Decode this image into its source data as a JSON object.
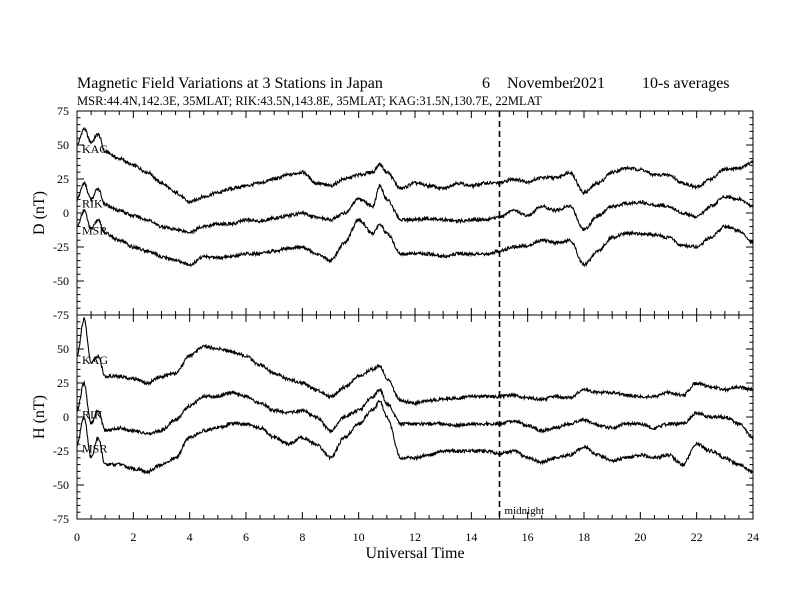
{
  "header": {
    "title": "Magnetic Field Variations at 3 Stations in Japan",
    "day": "6",
    "month": "November",
    "year": "2021",
    "averaging": "10-s averages",
    "stations_line": "MSR:44.4N,142.3E, 35MLAT;  RIK:43.5N,143.8E, 35MLAT;  KAG:31.5N,130.7E, 22MLAT"
  },
  "annotation": {
    "midnight_label": "midnight",
    "midnight_ut": 15
  },
  "colors": {
    "line": "#000000",
    "background": "#ffffff"
  },
  "chart_data": [
    {
      "type": "line",
      "panel": "D",
      "ylabel": "D (nT)",
      "xlim": [
        0,
        24
      ],
      "ylim": [
        -75,
        75
      ],
      "yticks": [
        "75",
        "50",
        "25",
        "0",
        "-25",
        "-50",
        "-75"
      ],
      "x": [
        0,
        0.25,
        0.5,
        0.75,
        1,
        1.5,
        2,
        2.5,
        3,
        3.5,
        4,
        4.5,
        5,
        5.5,
        6,
        6.5,
        7,
        7.5,
        8,
        8.5,
        9,
        9.5,
        10,
        10.5,
        10.75,
        11,
        11.5,
        12,
        12.5,
        13,
        13.5,
        14,
        14.5,
        15,
        15.5,
        16,
        16.5,
        17,
        17.5,
        18,
        18.5,
        19,
        19.5,
        20,
        20.5,
        21,
        21.5,
        22,
        22.5,
        23,
        23.5,
        24
      ],
      "series": [
        {
          "name": "KAG",
          "values": [
            50,
            62,
            52,
            58,
            45,
            40,
            35,
            30,
            22,
            15,
            8,
            12,
            15,
            18,
            20,
            22,
            25,
            28,
            30,
            22,
            20,
            25,
            28,
            30,
            36,
            30,
            18,
            22,
            20,
            18,
            22,
            20,
            22,
            22,
            25,
            23,
            26,
            26,
            30,
            15,
            22,
            30,
            33,
            32,
            28,
            28,
            22,
            19,
            25,
            32,
            33,
            37
          ]
        },
        {
          "name": "RIK",
          "values": [
            10,
            22,
            10,
            18,
            6,
            2,
            -2,
            -5,
            -10,
            -12,
            -14,
            -10,
            -8,
            -8,
            -5,
            -6,
            -4,
            -2,
            0,
            -3,
            -5,
            0,
            10,
            5,
            20,
            10,
            -5,
            -5,
            -4,
            -5,
            -6,
            -5,
            -5,
            -3,
            2,
            -2,
            5,
            2,
            5,
            -12,
            -2,
            5,
            7,
            8,
            6,
            5,
            0,
            -3,
            5,
            12,
            10,
            5
          ]
        },
        {
          "name": "MSR",
          "values": [
            -10,
            2,
            -12,
            -5,
            -15,
            -20,
            -25,
            -28,
            -32,
            -35,
            -38,
            -32,
            -33,
            -32,
            -30,
            -30,
            -28,
            -26,
            -25,
            -30,
            -35,
            -22,
            -5,
            -15,
            -8,
            -15,
            -30,
            -30,
            -30,
            -32,
            -30,
            -30,
            -30,
            -28,
            -25,
            -24,
            -20,
            -22,
            -20,
            -38,
            -28,
            -18,
            -15,
            -15,
            -16,
            -18,
            -24,
            -25,
            -18,
            -10,
            -13,
            -22
          ]
        }
      ]
    },
    {
      "type": "line",
      "panel": "H",
      "ylabel": "H (nT)",
      "xlabel": "Universal Time",
      "xlim": [
        0,
        24
      ],
      "ylim": [
        -75,
        75
      ],
      "xticks": [
        "0",
        "2",
        "4",
        "6",
        "8",
        "10",
        "12",
        "14",
        "16",
        "18",
        "20",
        "22",
        "24"
      ],
      "yticks": [
        "50",
        "25",
        "0",
        "-25",
        "-50",
        "-75"
      ],
      "x": [
        0,
        0.25,
        0.5,
        0.75,
        1,
        1.5,
        2,
        2.5,
        3,
        3.5,
        4,
        4.5,
        5,
        5.5,
        6,
        6.5,
        7,
        7.5,
        8,
        8.5,
        9,
        9.5,
        10,
        10.5,
        10.75,
        11,
        11.5,
        12,
        12.5,
        13,
        13.5,
        14,
        14.5,
        15,
        15.5,
        16,
        16.5,
        17,
        17.5,
        18,
        18.5,
        19,
        19.5,
        20,
        20.5,
        21,
        21.5,
        22,
        22.5,
        23,
        23.5,
        24
      ],
      "series": [
        {
          "name": "KAG",
          "values": [
            45,
            72,
            40,
            45,
            30,
            30,
            28,
            25,
            30,
            32,
            45,
            52,
            50,
            48,
            45,
            38,
            32,
            28,
            25,
            20,
            15,
            22,
            30,
            35,
            38,
            28,
            12,
            10,
            12,
            13,
            14,
            15,
            15,
            15,
            16,
            14,
            13,
            15,
            14,
            20,
            18,
            18,
            16,
            15,
            15,
            18,
            16,
            25,
            22,
            20,
            22,
            20
          ]
        },
        {
          "name": "RIK",
          "values": [
            5,
            25,
            -5,
            5,
            -10,
            -8,
            -10,
            -12,
            -10,
            -2,
            8,
            15,
            15,
            18,
            15,
            10,
            5,
            3,
            5,
            0,
            -10,
            0,
            5,
            15,
            20,
            10,
            -5,
            -5,
            -5,
            -5,
            -6,
            -5,
            -5,
            -5,
            -3,
            -6,
            -10,
            -8,
            -5,
            -2,
            -6,
            -8,
            -5,
            -5,
            -8,
            -5,
            -5,
            3,
            0,
            0,
            -5,
            -15
          ]
        },
        {
          "name": "MSR",
          "values": [
            -20,
            0,
            -30,
            -15,
            -35,
            -35,
            -38,
            -40,
            -35,
            -30,
            -15,
            -10,
            -8,
            -5,
            -5,
            -8,
            -15,
            -20,
            -15,
            -20,
            -30,
            -15,
            -5,
            5,
            12,
            0,
            -30,
            -30,
            -28,
            -25,
            -25,
            -25,
            -25,
            -27,
            -25,
            -30,
            -33,
            -30,
            -28,
            -22,
            -28,
            -32,
            -30,
            -28,
            -30,
            -28,
            -35,
            -20,
            -25,
            -30,
            -35,
            -40
          ]
        }
      ]
    }
  ]
}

..............................

=== WORK TO BE COMPLETED ===
Extract the full listing exactly, with the pictures left out.

=== THE RESPONSE ===
Decode this image into its source data as a JSON object.
{
  "header": {
    "title": "Magnetic Field Variations at 3 Stations in Japan",
    "day": "6",
    "month": "November",
    "year": "2021",
    "averaging": "10-s averages",
    "stations_line": "MSR:44.4N,142.3E, 35MLAT;  RIK:43.5N,143.8E, 35MLAT;  KAG:31.5N,130.7E, 22MLAT"
  },
  "annotation": {
    "midnight_label": "midnight",
    "midnight_ut": 15
  },
  "colors": {
    "line": "#000000",
    "background": "#ffffff"
  },
  "chart_data": [
    {
      "type": "line",
      "panel": "D",
      "ylabel": "D (nT)",
      "xlim": [
        0,
        24
      ],
      "ylim": [
        -75,
        75
      ],
      "yticks": [
        "75",
        "50",
        "25",
        "0",
        "-25",
        "-50",
        "-75"
      ],
      "x": [
        0,
        0.25,
        0.5,
        0.75,
        1,
        1.5,
        2,
        2.5,
        3,
        3.5,
        4,
        4.5,
        5,
        5.5,
        6,
        6.5,
        7,
        7.5,
        8,
        8.5,
        9,
        9.5,
        10,
        10.5,
        10.75,
        11,
        11.5,
        12,
        12.5,
        13,
        13.5,
        14,
        14.5,
        15,
        15.5,
        16,
        16.5,
        17,
        17.5,
        18,
        18.5,
        19,
        19.5,
        20,
        20.5,
        21,
        21.5,
        22,
        22.5,
        23,
        23.5,
        24
      ],
      "series": [
        {
          "name": "KAG",
          "values": [
            50,
            62,
            52,
            58,
            45,
            40,
            35,
            30,
            22,
            15,
            8,
            12,
            15,
            18,
            20,
            22,
            25,
            28,
            30,
            22,
            20,
            25,
            28,
            30,
            36,
            30,
            18,
            22,
            20,
            18,
            22,
            20,
            22,
            22,
            25,
            23,
            26,
            26,
            30,
            15,
            22,
            30,
            33,
            32,
            28,
            28,
            22,
            19,
            25,
            32,
            33,
            37
          ]
        },
        {
          "name": "RIK",
          "values": [
            10,
            22,
            10,
            18,
            6,
            2,
            -2,
            -5,
            -10,
            -12,
            -14,
            -10,
            -8,
            -8,
            -5,
            -6,
            -4,
            -2,
            0,
            -3,
            -5,
            0,
            10,
            5,
            20,
            10,
            -5,
            -5,
            -4,
            -5,
            -6,
            -5,
            -5,
            -3,
            2,
            -2,
            5,
            2,
            5,
            -12,
            -2,
            5,
            7,
            8,
            6,
            5,
            0,
            -3,
            5,
            12,
            10,
            5
          ]
        },
        {
          "name": "MSR",
          "values": [
            -10,
            2,
            -12,
            -5,
            -15,
            -20,
            -25,
            -28,
            -32,
            -35,
            -38,
            -32,
            -33,
            -32,
            -30,
            -30,
            -28,
            -26,
            -25,
            -30,
            -35,
            -22,
            -5,
            -15,
            -8,
            -15,
            -30,
            -30,
            -30,
            -32,
            -30,
            -30,
            -30,
            -28,
            -25,
            -24,
            -20,
            -22,
            -20,
            -38,
            -28,
            -18,
            -15,
            -15,
            -16,
            -18,
            -24,
            -25,
            -18,
            -10,
            -13,
            -22
          ]
        }
      ]
    },
    {
      "type": "line",
      "panel": "H",
      "ylabel": "H (nT)",
      "xlabel": "Universal Time",
      "xlim": [
        0,
        24
      ],
      "ylim": [
        -75,
        75
      ],
      "xticks": [
        "0",
        "2",
        "4",
        "6",
        "8",
        "10",
        "12",
        "14",
        "16",
        "18",
        "20",
        "22",
        "24"
      ],
      "yticks": [
        "50",
        "25",
        "0",
        "-25",
        "-50",
        "-75"
      ],
      "x": [
        0,
        0.25,
        0.5,
        0.75,
        1,
        1.5,
        2,
        2.5,
        3,
        3.5,
        4,
        4.5,
        5,
        5.5,
        6,
        6.5,
        7,
        7.5,
        8,
        8.5,
        9,
        9.5,
        10,
        10.5,
        10.75,
        11,
        11.5,
        12,
        12.5,
        13,
        13.5,
        14,
        14.5,
        15,
        15.5,
        16,
        16.5,
        17,
        17.5,
        18,
        18.5,
        19,
        19.5,
        20,
        20.5,
        21,
        21.5,
        22,
        22.5,
        23,
        23.5,
        24
      ],
      "series": [
        {
          "name": "KAG",
          "values": [
            45,
            72,
            40,
            45,
            30,
            30,
            28,
            25,
            30,
            32,
            45,
            52,
            50,
            48,
            45,
            38,
            32,
            28,
            25,
            20,
            15,
            22,
            30,
            35,
            38,
            28,
            12,
            10,
            12,
            13,
            14,
            15,
            15,
            15,
            16,
            14,
            13,
            15,
            14,
            20,
            18,
            18,
            16,
            15,
            15,
            18,
            16,
            25,
            22,
            20,
            22,
            20
          ]
        },
        {
          "name": "RIK",
          "values": [
            5,
            25,
            -5,
            5,
            -10,
            -8,
            -10,
            -12,
            -10,
            -2,
            8,
            15,
            15,
            18,
            15,
            10,
            5,
            3,
            5,
            0,
            -10,
            0,
            5,
            15,
            20,
            10,
            -5,
            -5,
            -5,
            -5,
            -6,
            -5,
            -5,
            -5,
            -3,
            -6,
            -10,
            -8,
            -5,
            -2,
            -6,
            -8,
            -5,
            -5,
            -8,
            -5,
            -5,
            3,
            0,
            0,
            -5,
            -15
          ]
        },
        {
          "name": "MSR",
          "values": [
            -20,
            0,
            -30,
            -15,
            -35,
            -35,
            -38,
            -40,
            -35,
            -30,
            -15,
            -10,
            -8,
            -5,
            -5,
            -8,
            -15,
            -20,
            -15,
            -20,
            -30,
            -15,
            -5,
            5,
            12,
            0,
            -30,
            -30,
            -28,
            -25,
            -25,
            -25,
            -25,
            -27,
            -25,
            -30,
            -33,
            -30,
            -28,
            -22,
            -28,
            -32,
            -30,
            -28,
            -30,
            -28,
            -35,
            -20,
            -25,
            -30,
            -35,
            -40
          ]
        }
      ]
    }
  ]
}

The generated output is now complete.